>> Start Input for this task
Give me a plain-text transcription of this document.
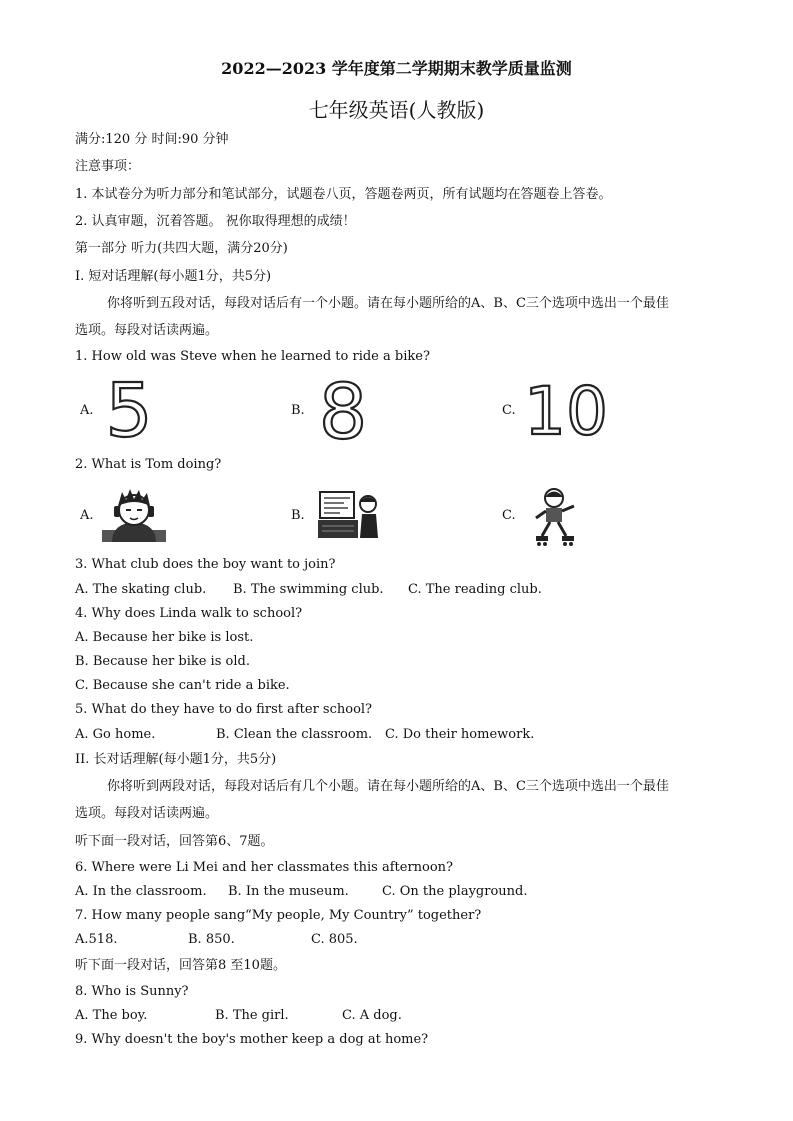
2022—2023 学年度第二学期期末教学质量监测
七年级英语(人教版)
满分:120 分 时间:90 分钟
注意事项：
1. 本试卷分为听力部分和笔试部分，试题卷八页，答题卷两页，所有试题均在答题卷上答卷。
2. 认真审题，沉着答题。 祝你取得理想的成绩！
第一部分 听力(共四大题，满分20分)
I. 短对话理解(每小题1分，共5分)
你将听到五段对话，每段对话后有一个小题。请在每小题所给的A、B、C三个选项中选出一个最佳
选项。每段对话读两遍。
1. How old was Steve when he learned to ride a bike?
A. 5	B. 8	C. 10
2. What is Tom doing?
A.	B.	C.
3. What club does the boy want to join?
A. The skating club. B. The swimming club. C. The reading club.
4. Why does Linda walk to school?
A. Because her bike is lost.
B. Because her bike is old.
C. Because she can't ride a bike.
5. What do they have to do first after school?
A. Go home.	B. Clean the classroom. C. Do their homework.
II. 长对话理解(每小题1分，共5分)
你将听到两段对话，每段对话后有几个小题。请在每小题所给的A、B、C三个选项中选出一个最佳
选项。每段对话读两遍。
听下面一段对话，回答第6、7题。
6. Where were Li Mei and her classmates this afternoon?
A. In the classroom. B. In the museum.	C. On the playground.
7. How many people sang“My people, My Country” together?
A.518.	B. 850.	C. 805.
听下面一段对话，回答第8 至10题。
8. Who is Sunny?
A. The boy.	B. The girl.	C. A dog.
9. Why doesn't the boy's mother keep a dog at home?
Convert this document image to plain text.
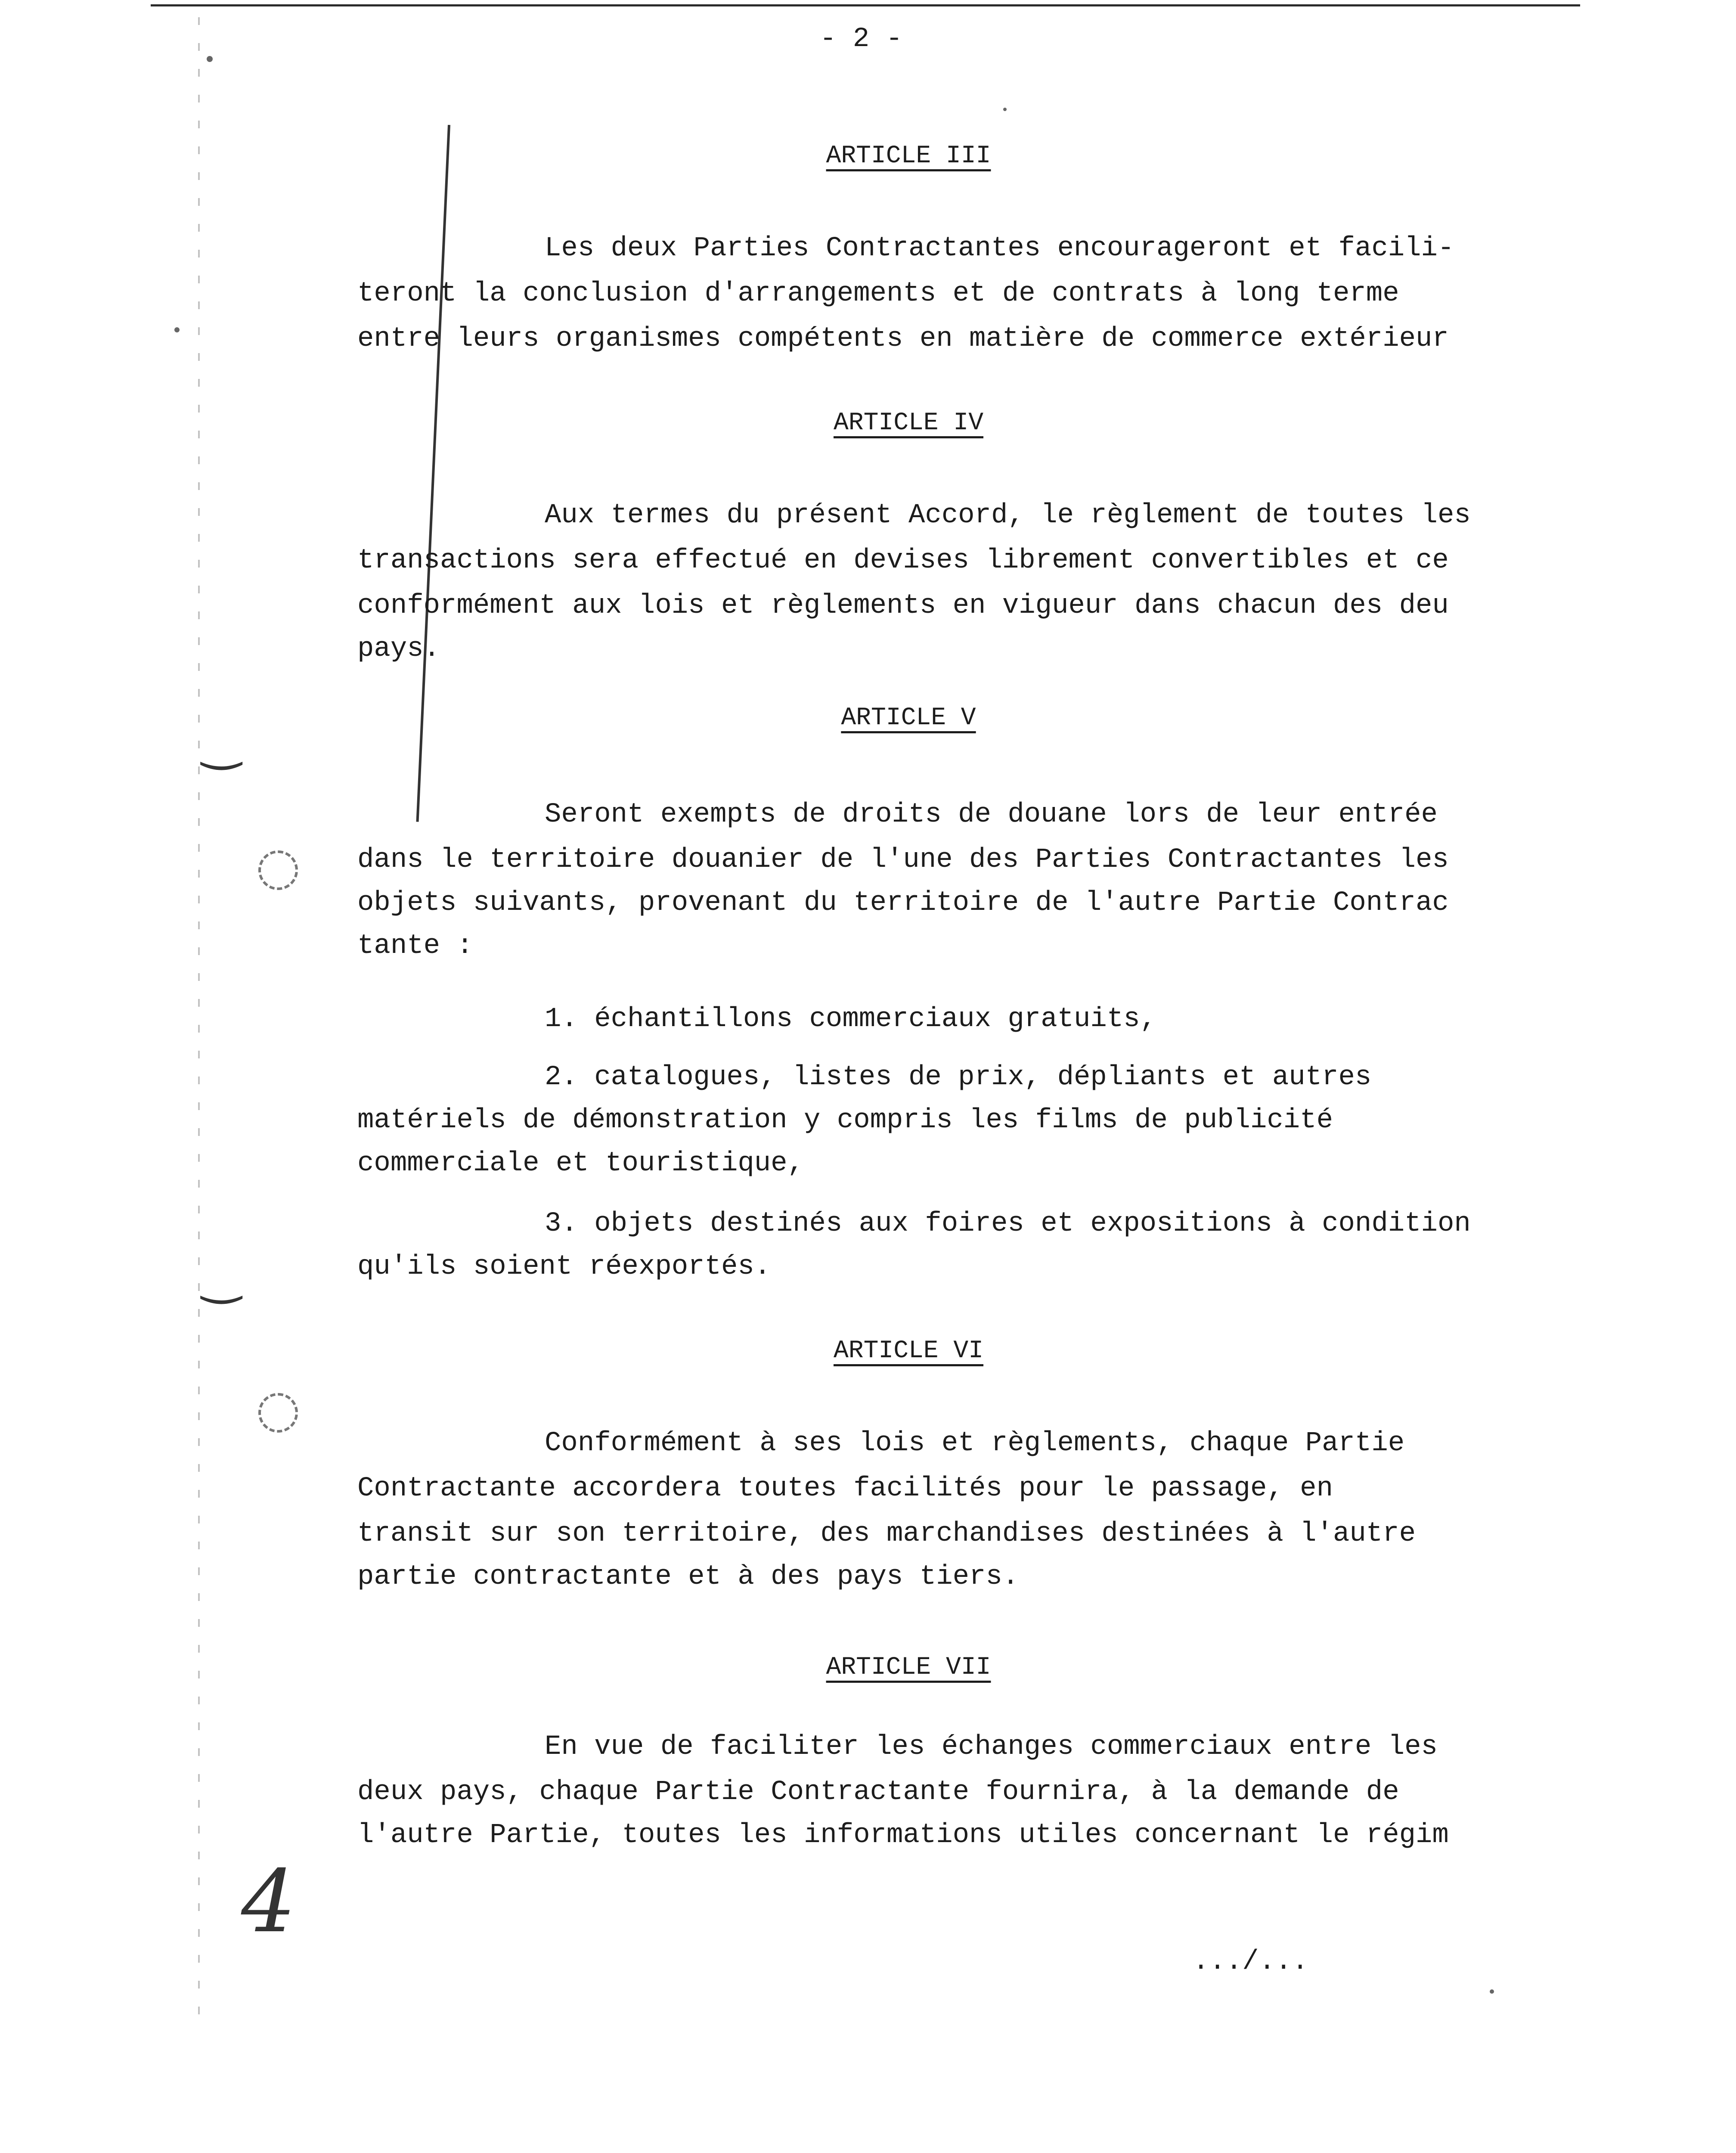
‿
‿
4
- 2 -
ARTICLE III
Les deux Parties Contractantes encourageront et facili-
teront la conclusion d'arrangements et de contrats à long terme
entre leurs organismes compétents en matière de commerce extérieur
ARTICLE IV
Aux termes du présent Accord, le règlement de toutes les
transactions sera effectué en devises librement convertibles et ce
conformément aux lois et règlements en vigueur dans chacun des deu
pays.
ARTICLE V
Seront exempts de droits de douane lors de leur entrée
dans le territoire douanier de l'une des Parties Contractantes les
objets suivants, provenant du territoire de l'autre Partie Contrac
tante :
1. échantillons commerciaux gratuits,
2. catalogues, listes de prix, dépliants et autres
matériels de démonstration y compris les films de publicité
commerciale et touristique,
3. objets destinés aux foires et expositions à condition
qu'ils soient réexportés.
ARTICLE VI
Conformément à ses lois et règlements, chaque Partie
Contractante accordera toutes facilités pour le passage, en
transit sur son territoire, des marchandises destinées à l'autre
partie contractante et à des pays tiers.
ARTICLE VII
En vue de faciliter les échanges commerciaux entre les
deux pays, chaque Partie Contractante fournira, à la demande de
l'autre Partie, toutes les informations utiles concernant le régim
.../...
>> End Input for this task
Where a line in the material contains "deux", copy that line.

Les deux Parties Contractantes encourageront et facili-
deux pays, chaque Partie Contractante fournira, à la demande de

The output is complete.